Aim of the task: Would you output the whole listing below, exactly as it reads?

Records for the exercise:

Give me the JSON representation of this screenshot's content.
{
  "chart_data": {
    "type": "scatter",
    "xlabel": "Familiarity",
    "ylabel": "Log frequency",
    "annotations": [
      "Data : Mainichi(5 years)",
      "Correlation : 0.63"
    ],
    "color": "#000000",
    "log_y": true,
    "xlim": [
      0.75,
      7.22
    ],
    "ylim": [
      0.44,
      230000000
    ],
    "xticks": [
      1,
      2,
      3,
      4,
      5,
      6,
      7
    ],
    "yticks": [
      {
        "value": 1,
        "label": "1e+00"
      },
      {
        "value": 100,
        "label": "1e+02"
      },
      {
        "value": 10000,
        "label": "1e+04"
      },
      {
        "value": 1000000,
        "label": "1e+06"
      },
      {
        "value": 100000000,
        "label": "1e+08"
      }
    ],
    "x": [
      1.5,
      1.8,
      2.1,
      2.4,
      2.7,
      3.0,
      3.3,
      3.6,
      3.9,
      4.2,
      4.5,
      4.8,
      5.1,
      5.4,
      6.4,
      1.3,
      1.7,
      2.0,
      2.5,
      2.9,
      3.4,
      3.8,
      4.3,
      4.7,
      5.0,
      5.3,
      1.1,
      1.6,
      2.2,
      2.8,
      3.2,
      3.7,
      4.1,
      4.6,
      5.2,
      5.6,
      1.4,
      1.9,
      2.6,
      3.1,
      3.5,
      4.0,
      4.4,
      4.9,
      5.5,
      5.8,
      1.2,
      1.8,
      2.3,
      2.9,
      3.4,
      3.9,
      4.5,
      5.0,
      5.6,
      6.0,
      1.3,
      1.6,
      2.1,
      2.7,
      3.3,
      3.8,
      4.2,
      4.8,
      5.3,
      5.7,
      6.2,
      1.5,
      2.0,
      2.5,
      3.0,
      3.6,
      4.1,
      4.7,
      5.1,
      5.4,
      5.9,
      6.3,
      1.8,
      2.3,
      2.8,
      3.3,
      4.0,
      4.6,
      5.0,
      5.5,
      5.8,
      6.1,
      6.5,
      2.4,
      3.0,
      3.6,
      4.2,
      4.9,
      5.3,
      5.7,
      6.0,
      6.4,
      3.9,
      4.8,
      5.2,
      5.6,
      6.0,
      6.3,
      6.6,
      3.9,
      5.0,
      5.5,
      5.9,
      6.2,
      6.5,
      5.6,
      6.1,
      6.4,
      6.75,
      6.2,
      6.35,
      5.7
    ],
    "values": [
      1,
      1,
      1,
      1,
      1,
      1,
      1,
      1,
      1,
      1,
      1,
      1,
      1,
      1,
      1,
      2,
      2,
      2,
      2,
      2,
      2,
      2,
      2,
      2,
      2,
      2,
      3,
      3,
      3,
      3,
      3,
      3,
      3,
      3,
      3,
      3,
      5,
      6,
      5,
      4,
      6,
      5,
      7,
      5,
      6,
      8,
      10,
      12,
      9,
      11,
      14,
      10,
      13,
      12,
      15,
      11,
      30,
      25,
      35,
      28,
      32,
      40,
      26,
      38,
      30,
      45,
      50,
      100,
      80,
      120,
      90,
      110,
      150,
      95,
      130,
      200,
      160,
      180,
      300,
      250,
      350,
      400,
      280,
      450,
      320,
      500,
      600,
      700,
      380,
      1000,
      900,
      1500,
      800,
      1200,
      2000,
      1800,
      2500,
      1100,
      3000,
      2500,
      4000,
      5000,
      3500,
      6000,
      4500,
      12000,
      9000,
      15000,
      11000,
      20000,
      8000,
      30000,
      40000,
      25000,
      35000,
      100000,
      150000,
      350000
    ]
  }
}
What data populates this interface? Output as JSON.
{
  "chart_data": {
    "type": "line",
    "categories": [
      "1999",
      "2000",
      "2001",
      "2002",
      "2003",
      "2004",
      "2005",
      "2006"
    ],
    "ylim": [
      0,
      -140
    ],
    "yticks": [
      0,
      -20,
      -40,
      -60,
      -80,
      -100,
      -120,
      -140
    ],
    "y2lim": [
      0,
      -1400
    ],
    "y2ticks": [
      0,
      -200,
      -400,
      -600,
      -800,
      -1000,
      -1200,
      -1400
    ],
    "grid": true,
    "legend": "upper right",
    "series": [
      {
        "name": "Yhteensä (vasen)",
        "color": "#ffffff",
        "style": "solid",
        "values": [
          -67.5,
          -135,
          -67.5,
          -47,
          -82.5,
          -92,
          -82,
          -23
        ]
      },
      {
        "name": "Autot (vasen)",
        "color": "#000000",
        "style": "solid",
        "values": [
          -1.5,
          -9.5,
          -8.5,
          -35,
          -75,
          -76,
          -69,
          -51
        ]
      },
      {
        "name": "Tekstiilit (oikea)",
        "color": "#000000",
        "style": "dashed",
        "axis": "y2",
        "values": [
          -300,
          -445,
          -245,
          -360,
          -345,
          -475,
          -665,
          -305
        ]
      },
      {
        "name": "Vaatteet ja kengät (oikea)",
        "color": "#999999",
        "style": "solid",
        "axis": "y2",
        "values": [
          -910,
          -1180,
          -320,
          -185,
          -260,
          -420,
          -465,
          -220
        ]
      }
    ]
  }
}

Answer:
Give me the JSON representation of this screenshot's content.
{
  "chart_data": {
    "type": "scatter",
    "xlabel": "Familiarity",
    "ylabel": "Log frequency",
    "annotations": [
      "Data : Mainichi(5 years)",
      "Correlation : 0.63"
    ],
    "color": "#000000",
    "log_y": true,
    "xlim": [
      0.75,
      7.22
    ],
    "ylim": [
      0.44,
      230000000
    ],
    "xticks": [
      1,
      2,
      3,
      4,
      5,
      6,
      7
    ],
    "yticks": [
      {
        "value": 1,
        "label": "1e+00"
      },
      {
        "value": 100,
        "label": "1e+02"
      },
      {
        "value": 10000,
        "label": "1e+04"
      },
      {
        "value": 1000000,
        "label": "1e+06"
      },
      {
        "value": 100000000,
        "label": "1e+08"
      }
    ],
    "x": [
      1.5,
      1.8,
      2.1,
      2.4,
      2.7,
      3.0,
      3.3,
      3.6,
      3.9,
      4.2,
      4.5,
      4.8,
      5.1,
      5.4,
      6.4,
      1.3,
      1.7,
      2.0,
      2.5,
      2.9,
      3.4,
      3.8,
      4.3,
      4.7,
      5.0,
      5.3,
      1.1,
      1.6,
      2.2,
      2.8,
      3.2,
      3.7,
      4.1,
      4.6,
      5.2,
      5.6,
      1.4,
      1.9,
      2.6,
      3.1,
      3.5,
      4.0,
      4.4,
      4.9,
      5.5,
      5.8,
      1.2,
      1.8,
      2.3,
      2.9,
      3.4,
      3.9,
      4.5,
      5.0,
      5.6,
      6.0,
      1.3,
      1.6,
      2.1,
      2.7,
      3.3,
      3.8,
      4.2,
      4.8,
      5.3,
      5.7,
      6.2,
      1.5,
      2.0,
      2.5,
      3.0,
      3.6,
      4.1,
      4.7,
      5.1,
      5.4,
      5.9,
      6.3,
      1.8,
      2.3,
      2.8,
      3.3,
      4.0,
      4.6,
      5.0,
      5.5,
      5.8,
      6.1,
      6.5,
      2.4,
      3.0,
      3.6,
      4.2,
      4.9,
      5.3,
      5.7,
      6.0,
      6.4,
      3.9,
      4.8,
      5.2,
      5.6,
      6.0,
      6.3,
      6.6,
      3.9,
      5.0,
      5.5,
      5.9,
      6.2,
      6.5,
      5.6,
      6.1,
      6.4,
      6.75,
      6.2,
      6.35,
      5.7
    ],
    "values": [
      1,
      1,
      1,
      1,
      1,
      1,
      1,
      1,
      1,
      1,
      1,
      1,
      1,
      1,
      1,
      2,
      2,
      2,
      2,
      2,
      2,
      2,
      2,
      2,
      2,
      2,
      3,
      3,
      3,
      3,
      3,
      3,
      3,
      3,
      3,
      3,
      5,
      6,
      5,
      4,
      6,
      5,
      7,
      5,
      6,
      8,
      10,
      12,
      9,
      11,
      14,
      10,
      13,
      12,
      15,
      11,
      30,
      25,
      35,
      28,
      32,
      40,
      26,
      38,
      30,
      45,
      50,
      100,
      80,
      120,
      90,
      110,
      150,
      95,
      130,
      200,
      160,
      180,
      300,
      250,
      350,
      400,
      280,
      450,
      320,
      500,
      600,
      700,
      380,
      1000,
      900,
      1500,
      800,
      1200,
      2000,
      1800,
      2500,
      1100,
      3000,
      2500,
      4000,
      5000,
      3500,
      6000,
      4500,
      12000,
      9000,
      15000,
      11000,
      20000,
      8000,
      30000,
      40000,
      25000,
      35000,
      100000,
      150000,
      350000
    ]
  }
}
What data populates this interface? Output as JSON.
{
  "chart_data": {
    "type": "line",
    "categories": [
      "1999",
      "2000",
      "2001",
      "2002",
      "2003",
      "2004",
      "2005",
      "2006"
    ],
    "ylim": [
      0,
      -140
    ],
    "yticks": [
      0,
      -20,
      -40,
      -60,
      -80,
      -100,
      -120,
      -140
    ],
    "y2lim": [
      0,
      -1400
    ],
    "y2ticks": [
      0,
      -200,
      -400,
      -600,
      -800,
      -1000,
      -1200,
      -1400
    ],
    "grid": true,
    "legend": "upper right",
    "series": [
      {
        "name": "Yhteensä (vasen)",
        "color": "#ffffff",
        "style": "solid",
        "values": [
          -67.5,
          -135,
          -67.5,
          -47,
          -82.5,
          -92,
          -82,
          -23
        ]
      },
      {
        "name": "Autot (vasen)",
        "color": "#000000",
        "style": "solid",
        "values": [
          -1.5,
          -9.5,
          -8.5,
          -35,
          -75,
          -76,
          -69,
          -51
        ]
      },
      {
        "name": "Tekstiilit (oikea)",
        "color": "#000000",
        "style": "dashed",
        "axis": "y2",
        "values": [
          -300,
          -445,
          -245,
          -360,
          -345,
          -475,
          -665,
          -305
        ]
      },
      {
        "name": "Vaatteet ja kengät (oikea)",
        "color": "#999999",
        "style": "solid",
        "axis": "y2",
        "values": [
          -910,
          -1180,
          -320,
          -185,
          -260,
          -420,
          -465,
          -220
        ]
      }
    ]
  }
}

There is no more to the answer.